— BEGIN Supplied information —

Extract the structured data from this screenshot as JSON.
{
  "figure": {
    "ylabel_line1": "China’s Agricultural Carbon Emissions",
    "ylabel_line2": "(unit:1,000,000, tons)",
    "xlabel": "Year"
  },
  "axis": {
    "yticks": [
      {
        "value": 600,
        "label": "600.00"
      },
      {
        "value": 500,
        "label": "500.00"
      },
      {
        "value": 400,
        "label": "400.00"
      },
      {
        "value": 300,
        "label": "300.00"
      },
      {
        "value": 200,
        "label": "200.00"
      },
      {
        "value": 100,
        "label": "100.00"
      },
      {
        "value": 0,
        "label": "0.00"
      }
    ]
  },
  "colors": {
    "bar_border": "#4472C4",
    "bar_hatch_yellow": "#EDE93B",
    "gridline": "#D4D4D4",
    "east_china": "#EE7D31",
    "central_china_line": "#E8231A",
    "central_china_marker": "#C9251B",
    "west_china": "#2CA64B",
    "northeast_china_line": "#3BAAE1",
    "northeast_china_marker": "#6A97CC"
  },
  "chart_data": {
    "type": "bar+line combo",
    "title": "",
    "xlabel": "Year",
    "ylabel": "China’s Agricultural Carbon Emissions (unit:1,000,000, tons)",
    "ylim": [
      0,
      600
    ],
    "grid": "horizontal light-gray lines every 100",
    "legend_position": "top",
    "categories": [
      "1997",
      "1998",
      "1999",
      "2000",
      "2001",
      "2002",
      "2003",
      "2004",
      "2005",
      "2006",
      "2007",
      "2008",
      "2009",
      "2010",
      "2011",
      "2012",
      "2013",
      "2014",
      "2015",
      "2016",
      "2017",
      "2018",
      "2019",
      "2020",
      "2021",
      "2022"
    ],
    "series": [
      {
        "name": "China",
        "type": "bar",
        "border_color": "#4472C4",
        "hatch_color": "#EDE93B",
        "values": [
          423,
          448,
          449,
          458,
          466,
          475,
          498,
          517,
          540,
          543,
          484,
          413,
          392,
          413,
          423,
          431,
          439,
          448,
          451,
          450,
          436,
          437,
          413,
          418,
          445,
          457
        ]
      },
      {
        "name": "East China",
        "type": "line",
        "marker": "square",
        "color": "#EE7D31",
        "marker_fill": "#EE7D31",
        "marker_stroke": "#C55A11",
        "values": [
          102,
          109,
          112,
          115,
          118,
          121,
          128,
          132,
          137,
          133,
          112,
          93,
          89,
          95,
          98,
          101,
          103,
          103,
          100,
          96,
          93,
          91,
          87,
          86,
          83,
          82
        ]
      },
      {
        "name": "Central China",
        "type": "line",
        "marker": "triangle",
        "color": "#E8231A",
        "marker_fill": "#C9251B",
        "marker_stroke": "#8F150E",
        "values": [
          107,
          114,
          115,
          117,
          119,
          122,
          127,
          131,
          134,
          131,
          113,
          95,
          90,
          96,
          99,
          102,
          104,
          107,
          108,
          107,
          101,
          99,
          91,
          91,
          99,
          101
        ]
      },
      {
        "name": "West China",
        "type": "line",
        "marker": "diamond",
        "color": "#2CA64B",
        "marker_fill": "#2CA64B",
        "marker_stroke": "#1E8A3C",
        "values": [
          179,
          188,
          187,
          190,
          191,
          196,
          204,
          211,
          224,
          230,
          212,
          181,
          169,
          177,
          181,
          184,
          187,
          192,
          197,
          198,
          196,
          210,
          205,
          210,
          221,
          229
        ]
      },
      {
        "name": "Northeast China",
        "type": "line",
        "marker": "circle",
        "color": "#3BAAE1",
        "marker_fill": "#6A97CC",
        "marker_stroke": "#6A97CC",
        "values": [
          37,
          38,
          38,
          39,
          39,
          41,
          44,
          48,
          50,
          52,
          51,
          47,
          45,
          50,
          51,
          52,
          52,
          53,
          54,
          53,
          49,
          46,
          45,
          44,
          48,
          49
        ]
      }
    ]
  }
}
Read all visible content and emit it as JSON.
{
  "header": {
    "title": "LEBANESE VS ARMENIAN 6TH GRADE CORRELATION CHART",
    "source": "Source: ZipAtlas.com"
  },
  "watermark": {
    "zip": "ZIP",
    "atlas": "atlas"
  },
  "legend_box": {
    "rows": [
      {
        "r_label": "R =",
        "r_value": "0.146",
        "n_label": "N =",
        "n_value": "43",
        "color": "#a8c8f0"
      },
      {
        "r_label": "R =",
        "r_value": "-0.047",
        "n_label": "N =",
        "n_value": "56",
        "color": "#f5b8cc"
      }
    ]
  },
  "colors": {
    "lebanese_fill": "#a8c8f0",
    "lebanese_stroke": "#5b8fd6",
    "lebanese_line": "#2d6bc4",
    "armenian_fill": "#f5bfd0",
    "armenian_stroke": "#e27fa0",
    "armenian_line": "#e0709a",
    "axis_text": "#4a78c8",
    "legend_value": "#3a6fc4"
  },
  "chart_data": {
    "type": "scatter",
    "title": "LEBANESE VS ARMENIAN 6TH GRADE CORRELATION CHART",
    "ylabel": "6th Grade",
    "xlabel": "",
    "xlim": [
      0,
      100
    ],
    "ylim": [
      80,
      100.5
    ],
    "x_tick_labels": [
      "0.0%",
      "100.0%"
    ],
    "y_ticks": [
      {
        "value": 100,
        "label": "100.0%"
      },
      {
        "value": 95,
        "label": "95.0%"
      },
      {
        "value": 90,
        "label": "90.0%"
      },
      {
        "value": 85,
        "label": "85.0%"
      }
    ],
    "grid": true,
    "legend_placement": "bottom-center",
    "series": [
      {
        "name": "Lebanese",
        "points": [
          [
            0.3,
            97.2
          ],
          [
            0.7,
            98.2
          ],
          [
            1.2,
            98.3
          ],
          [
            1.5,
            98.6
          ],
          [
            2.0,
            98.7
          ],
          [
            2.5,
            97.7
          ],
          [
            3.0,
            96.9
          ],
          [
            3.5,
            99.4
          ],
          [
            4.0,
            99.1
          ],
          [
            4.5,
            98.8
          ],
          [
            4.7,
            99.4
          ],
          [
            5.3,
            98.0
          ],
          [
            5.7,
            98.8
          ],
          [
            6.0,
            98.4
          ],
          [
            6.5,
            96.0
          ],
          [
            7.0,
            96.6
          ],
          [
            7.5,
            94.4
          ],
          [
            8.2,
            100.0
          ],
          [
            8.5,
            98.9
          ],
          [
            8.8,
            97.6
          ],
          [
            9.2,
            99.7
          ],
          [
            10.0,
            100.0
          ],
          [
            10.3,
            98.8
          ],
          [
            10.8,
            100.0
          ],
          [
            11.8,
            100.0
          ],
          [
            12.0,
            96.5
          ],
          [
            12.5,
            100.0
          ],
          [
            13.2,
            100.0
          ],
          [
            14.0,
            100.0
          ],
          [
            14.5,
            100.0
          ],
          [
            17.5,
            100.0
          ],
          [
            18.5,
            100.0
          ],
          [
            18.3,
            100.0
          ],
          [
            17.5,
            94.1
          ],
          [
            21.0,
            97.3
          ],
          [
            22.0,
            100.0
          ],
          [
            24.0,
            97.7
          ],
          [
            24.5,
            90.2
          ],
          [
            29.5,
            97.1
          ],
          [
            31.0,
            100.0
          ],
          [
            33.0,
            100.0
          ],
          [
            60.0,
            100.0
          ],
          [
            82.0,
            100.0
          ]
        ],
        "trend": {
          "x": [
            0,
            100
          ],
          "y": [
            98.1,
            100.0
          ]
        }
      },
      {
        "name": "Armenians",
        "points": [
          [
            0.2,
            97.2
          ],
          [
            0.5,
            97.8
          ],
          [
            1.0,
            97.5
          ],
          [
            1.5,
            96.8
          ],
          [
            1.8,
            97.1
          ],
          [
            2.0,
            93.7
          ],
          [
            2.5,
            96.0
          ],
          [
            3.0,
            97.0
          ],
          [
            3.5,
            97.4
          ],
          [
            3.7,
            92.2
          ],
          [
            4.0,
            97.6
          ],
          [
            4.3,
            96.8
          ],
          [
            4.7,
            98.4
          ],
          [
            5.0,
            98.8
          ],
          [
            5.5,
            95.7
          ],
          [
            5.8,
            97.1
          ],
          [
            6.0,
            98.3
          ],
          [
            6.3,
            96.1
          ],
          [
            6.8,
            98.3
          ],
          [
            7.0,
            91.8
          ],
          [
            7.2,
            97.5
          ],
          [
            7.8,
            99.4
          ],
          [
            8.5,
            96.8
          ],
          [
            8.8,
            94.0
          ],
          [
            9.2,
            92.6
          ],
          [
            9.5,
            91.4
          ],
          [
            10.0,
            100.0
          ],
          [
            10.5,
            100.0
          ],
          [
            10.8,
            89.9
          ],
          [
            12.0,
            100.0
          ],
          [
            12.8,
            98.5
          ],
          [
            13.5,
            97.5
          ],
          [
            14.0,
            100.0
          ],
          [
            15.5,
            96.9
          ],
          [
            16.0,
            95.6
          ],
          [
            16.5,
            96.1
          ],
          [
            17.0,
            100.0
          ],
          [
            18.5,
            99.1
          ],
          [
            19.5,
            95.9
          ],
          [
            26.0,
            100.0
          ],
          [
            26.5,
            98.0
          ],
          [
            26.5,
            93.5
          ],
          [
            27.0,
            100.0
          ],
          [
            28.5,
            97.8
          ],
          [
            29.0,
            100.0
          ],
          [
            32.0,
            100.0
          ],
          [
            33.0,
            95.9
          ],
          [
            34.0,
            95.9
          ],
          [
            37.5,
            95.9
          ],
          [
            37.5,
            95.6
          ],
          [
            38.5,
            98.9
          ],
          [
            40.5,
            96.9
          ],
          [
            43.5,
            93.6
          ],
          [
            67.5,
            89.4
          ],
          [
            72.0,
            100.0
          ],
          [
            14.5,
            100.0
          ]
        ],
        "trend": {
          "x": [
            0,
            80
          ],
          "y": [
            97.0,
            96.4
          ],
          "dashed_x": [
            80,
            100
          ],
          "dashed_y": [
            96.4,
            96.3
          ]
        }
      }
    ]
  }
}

— END Supplied information —

Written exercise:
From the listing above, collect every line that mentions the word "unit".

Solution to this problem:
    "ylabel_line2": "(unit:1,000,000, tons)",
    "ylabel": "China’s Agricultural Carbon Emissions (unit:1,000,000, tons)",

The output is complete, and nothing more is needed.